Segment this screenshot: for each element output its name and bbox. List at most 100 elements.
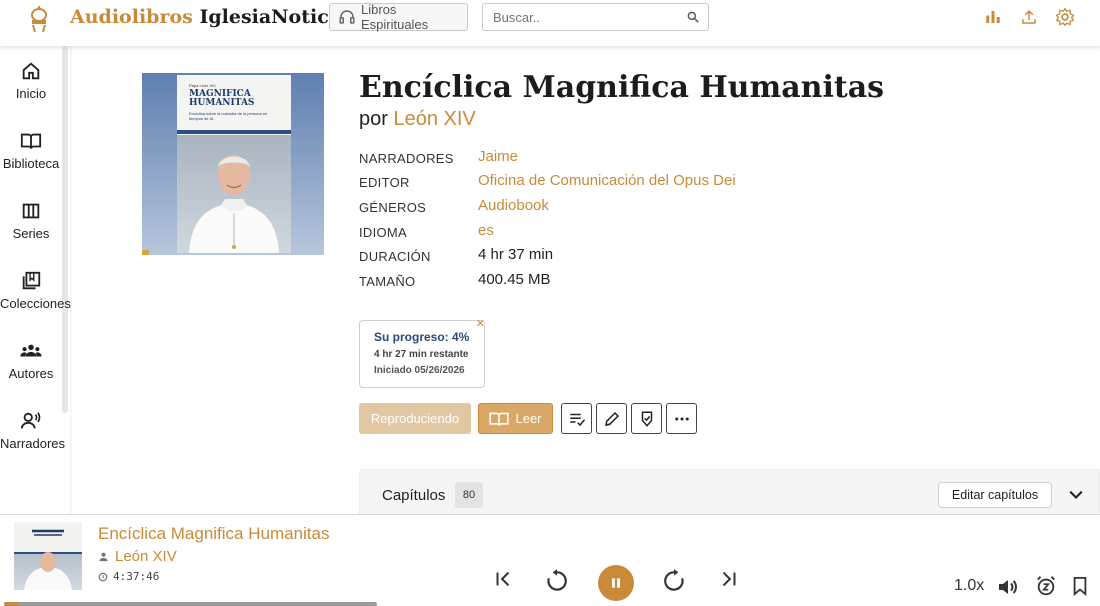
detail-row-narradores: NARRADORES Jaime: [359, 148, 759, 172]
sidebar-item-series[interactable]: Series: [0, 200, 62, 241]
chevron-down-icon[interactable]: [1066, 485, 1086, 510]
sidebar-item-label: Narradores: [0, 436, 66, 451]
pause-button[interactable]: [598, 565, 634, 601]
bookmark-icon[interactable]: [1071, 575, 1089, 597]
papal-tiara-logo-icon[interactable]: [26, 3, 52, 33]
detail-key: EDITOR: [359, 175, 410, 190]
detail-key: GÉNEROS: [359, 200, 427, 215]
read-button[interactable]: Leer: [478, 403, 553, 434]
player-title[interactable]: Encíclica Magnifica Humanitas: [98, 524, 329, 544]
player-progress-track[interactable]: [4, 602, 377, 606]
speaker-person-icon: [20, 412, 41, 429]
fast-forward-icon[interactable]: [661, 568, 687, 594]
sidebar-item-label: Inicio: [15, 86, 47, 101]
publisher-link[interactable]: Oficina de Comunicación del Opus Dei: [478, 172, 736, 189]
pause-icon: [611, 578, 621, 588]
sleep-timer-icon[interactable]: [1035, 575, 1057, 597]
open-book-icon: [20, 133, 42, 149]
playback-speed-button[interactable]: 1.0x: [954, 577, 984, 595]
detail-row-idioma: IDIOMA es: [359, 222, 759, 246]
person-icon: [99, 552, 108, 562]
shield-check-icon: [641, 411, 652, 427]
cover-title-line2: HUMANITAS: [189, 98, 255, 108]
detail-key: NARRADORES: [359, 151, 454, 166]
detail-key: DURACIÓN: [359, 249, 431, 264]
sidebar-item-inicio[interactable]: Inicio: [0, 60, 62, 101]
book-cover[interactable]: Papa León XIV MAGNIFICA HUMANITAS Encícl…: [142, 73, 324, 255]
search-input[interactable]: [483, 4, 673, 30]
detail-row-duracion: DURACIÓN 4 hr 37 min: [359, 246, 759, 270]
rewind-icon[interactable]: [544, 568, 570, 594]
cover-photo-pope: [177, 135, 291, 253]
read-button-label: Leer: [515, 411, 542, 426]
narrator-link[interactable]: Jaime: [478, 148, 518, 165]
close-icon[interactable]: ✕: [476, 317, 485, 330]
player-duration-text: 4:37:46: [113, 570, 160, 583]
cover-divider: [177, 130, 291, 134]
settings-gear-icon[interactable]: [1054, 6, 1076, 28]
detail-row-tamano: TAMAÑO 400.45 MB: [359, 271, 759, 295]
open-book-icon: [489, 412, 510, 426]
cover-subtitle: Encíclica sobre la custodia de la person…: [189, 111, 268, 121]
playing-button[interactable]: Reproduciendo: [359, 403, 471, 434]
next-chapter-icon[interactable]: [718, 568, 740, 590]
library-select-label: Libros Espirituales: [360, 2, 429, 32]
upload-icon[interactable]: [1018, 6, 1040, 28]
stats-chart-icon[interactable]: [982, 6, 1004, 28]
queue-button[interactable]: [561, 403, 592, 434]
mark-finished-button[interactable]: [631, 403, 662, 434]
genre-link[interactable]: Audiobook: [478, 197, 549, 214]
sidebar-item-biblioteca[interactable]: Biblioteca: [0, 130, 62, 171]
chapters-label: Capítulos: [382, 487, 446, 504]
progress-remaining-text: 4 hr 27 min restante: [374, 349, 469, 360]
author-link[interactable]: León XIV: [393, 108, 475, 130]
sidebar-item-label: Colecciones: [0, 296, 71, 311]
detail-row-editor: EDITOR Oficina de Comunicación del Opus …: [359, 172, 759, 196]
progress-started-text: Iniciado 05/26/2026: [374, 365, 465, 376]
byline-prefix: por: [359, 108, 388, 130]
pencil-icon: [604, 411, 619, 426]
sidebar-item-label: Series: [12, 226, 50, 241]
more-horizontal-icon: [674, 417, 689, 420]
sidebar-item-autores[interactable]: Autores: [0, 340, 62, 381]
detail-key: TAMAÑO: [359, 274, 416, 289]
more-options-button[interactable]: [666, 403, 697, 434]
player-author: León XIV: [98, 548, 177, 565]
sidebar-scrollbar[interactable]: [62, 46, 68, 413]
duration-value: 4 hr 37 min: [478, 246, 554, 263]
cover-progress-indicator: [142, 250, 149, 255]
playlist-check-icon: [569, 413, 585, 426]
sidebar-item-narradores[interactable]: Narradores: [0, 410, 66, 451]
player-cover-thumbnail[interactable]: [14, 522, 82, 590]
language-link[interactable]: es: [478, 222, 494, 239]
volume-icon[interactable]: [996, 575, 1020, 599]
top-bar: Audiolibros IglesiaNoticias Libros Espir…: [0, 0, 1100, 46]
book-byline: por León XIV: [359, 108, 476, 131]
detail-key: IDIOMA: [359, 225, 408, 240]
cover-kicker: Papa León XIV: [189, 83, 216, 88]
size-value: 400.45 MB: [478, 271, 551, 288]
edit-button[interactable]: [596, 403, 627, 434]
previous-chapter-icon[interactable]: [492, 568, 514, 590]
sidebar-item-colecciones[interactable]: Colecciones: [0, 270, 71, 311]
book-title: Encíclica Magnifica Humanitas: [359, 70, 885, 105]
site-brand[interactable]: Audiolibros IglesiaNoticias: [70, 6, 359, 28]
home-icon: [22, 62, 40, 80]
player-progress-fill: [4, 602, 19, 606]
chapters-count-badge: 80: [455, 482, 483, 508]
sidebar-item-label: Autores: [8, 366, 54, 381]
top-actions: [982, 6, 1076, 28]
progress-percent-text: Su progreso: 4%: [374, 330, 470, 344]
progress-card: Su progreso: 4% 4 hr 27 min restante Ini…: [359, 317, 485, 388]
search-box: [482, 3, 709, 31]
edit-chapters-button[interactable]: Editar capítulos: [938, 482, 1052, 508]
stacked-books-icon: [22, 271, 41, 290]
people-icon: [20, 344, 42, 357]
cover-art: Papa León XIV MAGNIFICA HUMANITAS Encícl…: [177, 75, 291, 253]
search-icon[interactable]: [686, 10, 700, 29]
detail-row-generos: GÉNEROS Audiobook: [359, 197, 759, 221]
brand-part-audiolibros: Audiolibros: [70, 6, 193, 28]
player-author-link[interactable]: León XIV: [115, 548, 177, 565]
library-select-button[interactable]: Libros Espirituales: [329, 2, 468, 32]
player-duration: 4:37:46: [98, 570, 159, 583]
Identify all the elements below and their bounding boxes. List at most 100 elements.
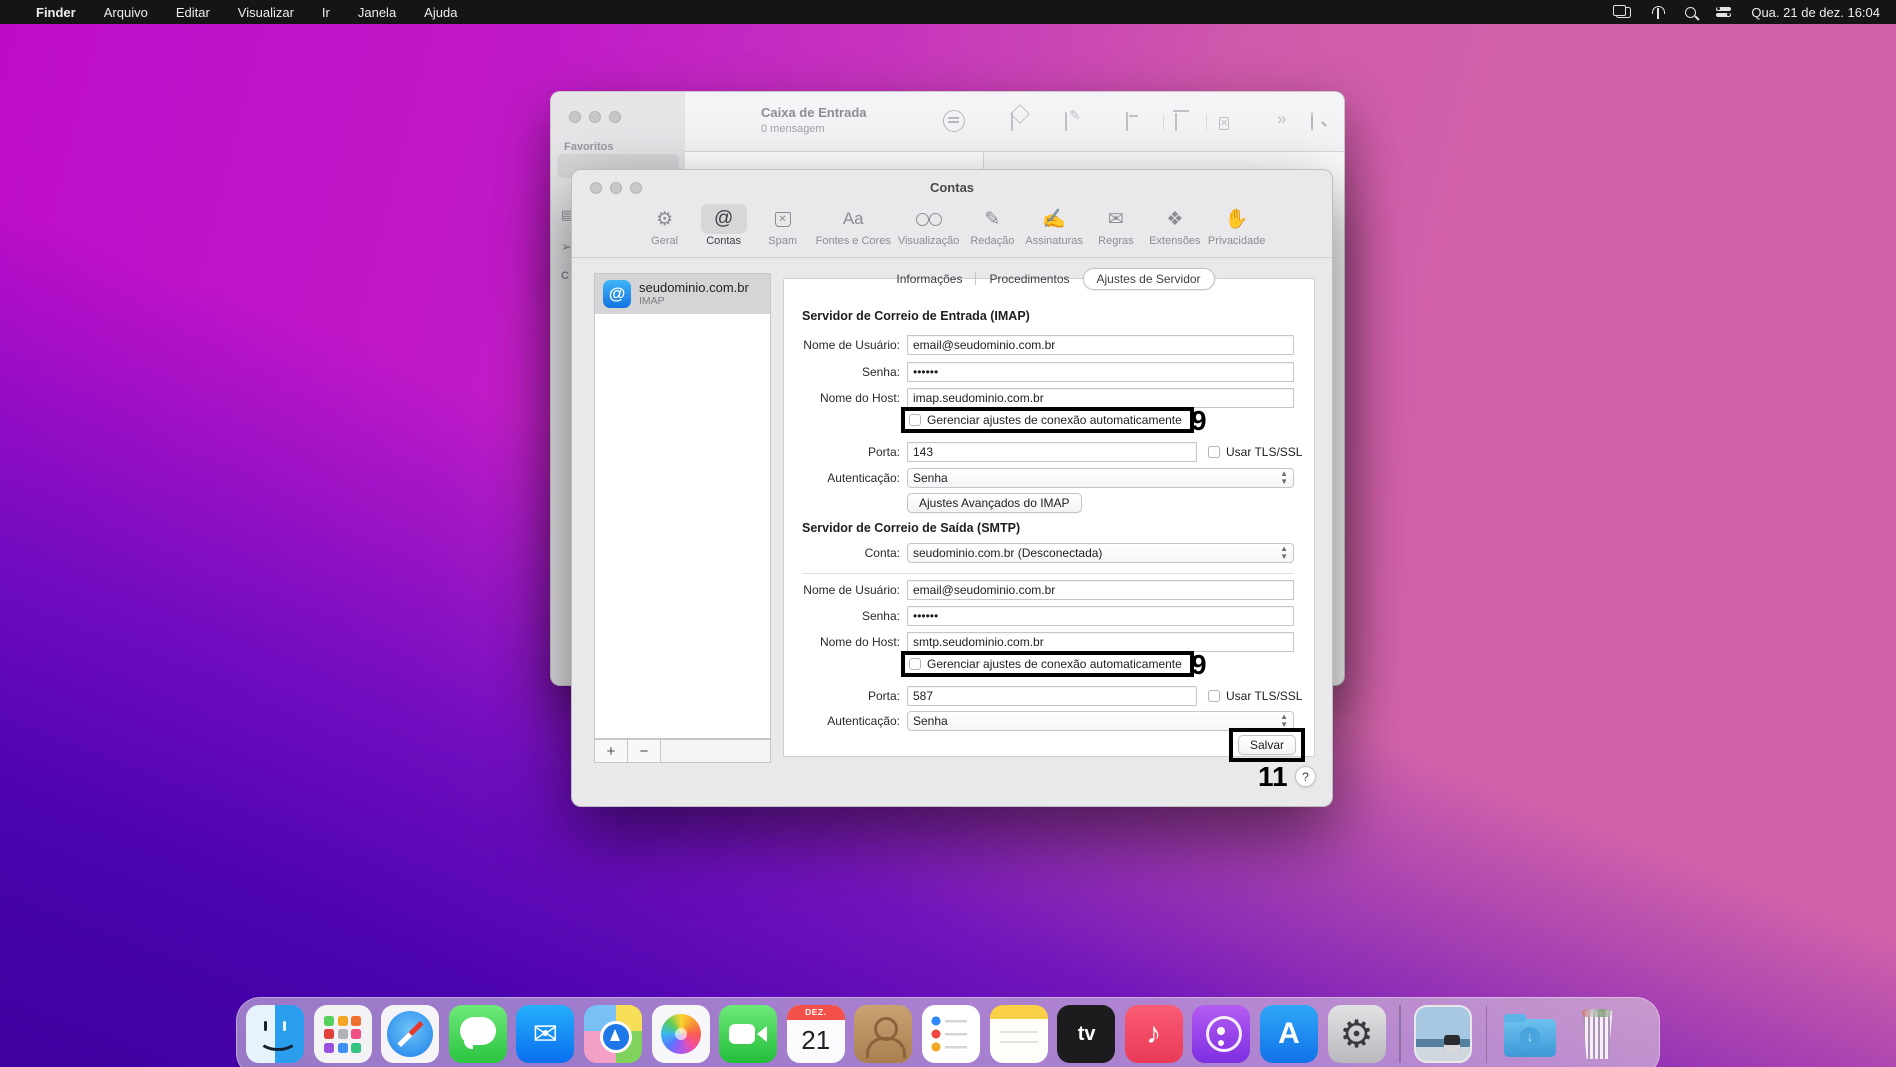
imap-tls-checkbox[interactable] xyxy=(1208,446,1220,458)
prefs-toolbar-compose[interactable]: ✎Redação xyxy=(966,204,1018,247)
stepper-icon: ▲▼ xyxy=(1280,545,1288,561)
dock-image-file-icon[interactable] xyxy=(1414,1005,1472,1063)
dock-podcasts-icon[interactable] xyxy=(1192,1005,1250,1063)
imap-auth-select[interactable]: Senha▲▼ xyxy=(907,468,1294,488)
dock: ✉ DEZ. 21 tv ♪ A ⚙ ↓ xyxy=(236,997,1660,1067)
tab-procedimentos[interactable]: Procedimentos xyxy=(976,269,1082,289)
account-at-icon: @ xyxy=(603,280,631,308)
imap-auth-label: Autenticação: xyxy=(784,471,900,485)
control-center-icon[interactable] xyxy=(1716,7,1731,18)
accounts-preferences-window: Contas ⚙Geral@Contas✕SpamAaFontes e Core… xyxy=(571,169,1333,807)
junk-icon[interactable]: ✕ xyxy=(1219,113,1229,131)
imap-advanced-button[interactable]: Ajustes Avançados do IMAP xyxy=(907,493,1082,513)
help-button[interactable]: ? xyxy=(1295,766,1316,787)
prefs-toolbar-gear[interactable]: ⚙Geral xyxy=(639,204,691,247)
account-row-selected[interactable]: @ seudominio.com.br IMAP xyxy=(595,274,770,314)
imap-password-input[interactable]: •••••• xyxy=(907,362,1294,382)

•••••

Extract from the listing the lines that begin with the line containing "imap-tls-checkbox[interactable] xyxy=(1208,446,1220,458)" and end with the line containing "help-button[interactable]: ? xyxy=(1295,766,1316,787)", both included, reproducing each one verbatim.

imap-tls-checkbox[interactable] xyxy=(1208,446,1220,458)
prefs-toolbar-compose[interactable]: ✎Redação xyxy=(966,204,1018,247)
stepper-icon: ▲▼ xyxy=(1280,545,1288,561)
dock-image-file-icon[interactable] xyxy=(1414,1005,1472,1063)
dock-podcasts-icon[interactable] xyxy=(1192,1005,1250,1063)
imap-auth-select[interactable]: Senha▲▼ xyxy=(907,468,1294,488)
dock: ✉ DEZ. 21 tv ♪ A ⚙ ↓ xyxy=(236,997,1660,1067)
tab-procedimentos[interactable]: Procedimentos xyxy=(976,269,1082,289)
account-at-icon: @ xyxy=(603,280,631,308)
imap-auth-label: Autenticação: xyxy=(784,471,900,485)
control-center-icon[interactable] xyxy=(1716,7,1731,18)
accounts-preferences-window: Contas ⚙Geral@Contas✕SpamAaFontes e Core… xyxy=(571,169,1333,807)
junk-icon[interactable]: ✕ xyxy=(1219,113,1229,131)
imap-advanced-button[interactable]: Ajustes Avançados do IMAP xyxy=(907,493,1082,513)
help-button[interactable]: ? xyxy=(1295,766,1316,787)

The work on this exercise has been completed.